> Written task
Return every line in the items below that contains the string "tick". Case counts.

+++

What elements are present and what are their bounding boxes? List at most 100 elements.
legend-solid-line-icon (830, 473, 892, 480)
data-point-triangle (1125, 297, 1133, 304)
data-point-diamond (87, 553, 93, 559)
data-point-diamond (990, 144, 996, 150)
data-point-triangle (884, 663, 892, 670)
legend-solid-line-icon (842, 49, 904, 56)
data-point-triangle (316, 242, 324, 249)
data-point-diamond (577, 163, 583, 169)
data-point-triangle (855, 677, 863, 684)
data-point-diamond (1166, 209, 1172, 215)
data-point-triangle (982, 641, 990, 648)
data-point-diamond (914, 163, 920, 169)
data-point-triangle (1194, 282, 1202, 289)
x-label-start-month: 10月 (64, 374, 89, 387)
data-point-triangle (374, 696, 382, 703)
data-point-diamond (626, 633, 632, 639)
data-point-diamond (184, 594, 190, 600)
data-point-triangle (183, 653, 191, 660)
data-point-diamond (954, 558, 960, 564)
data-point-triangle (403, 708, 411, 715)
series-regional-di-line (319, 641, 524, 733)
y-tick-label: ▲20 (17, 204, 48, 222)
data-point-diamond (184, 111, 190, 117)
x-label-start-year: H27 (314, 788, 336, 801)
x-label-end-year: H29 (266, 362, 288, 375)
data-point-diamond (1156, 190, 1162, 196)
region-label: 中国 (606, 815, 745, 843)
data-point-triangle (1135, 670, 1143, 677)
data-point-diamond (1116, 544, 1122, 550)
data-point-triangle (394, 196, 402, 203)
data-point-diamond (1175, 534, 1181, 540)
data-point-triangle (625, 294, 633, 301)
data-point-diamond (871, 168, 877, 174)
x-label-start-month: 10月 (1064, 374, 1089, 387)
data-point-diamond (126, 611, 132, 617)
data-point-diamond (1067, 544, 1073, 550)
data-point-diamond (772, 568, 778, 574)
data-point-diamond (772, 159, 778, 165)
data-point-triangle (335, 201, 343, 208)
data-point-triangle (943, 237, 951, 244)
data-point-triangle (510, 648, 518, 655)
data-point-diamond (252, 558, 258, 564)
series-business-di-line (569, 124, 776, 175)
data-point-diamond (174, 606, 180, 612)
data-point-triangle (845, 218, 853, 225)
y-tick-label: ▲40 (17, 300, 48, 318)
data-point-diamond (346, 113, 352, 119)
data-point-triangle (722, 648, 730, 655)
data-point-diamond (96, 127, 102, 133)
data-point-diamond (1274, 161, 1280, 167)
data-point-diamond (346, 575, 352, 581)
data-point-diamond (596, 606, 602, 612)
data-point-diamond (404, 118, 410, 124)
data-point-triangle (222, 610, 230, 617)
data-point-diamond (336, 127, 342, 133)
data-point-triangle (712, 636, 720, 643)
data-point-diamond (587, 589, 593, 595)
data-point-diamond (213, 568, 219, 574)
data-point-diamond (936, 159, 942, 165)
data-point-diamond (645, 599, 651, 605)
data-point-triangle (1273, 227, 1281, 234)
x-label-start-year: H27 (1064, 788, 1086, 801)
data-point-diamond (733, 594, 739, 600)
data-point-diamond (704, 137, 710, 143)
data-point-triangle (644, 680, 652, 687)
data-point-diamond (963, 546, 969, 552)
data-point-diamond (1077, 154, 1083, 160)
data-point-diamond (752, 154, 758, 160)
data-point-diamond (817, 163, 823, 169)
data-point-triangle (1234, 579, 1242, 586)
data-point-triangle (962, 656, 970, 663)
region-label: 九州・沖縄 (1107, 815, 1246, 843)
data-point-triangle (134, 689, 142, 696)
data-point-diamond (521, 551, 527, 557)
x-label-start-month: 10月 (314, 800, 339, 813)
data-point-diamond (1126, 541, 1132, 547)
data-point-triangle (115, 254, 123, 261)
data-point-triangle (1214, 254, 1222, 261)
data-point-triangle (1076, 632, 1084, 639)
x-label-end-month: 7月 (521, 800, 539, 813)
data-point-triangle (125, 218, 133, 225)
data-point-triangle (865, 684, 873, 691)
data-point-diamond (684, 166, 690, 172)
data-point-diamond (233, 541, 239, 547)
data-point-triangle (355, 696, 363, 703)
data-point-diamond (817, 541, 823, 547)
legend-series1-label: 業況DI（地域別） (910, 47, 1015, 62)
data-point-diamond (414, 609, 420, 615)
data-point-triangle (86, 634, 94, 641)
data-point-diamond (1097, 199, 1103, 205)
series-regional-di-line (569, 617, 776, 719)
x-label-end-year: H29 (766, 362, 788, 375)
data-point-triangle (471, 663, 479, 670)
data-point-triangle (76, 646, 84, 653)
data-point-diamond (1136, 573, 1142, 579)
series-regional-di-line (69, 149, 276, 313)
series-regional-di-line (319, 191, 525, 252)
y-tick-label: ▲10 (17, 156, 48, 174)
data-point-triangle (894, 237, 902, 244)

+++

> Full solution
y-tick-label: ▲20 (17, 204, 48, 222)
y-tick-label: ▲40 (17, 300, 48, 318)
y-tick-label: ▲10 (17, 156, 48, 174)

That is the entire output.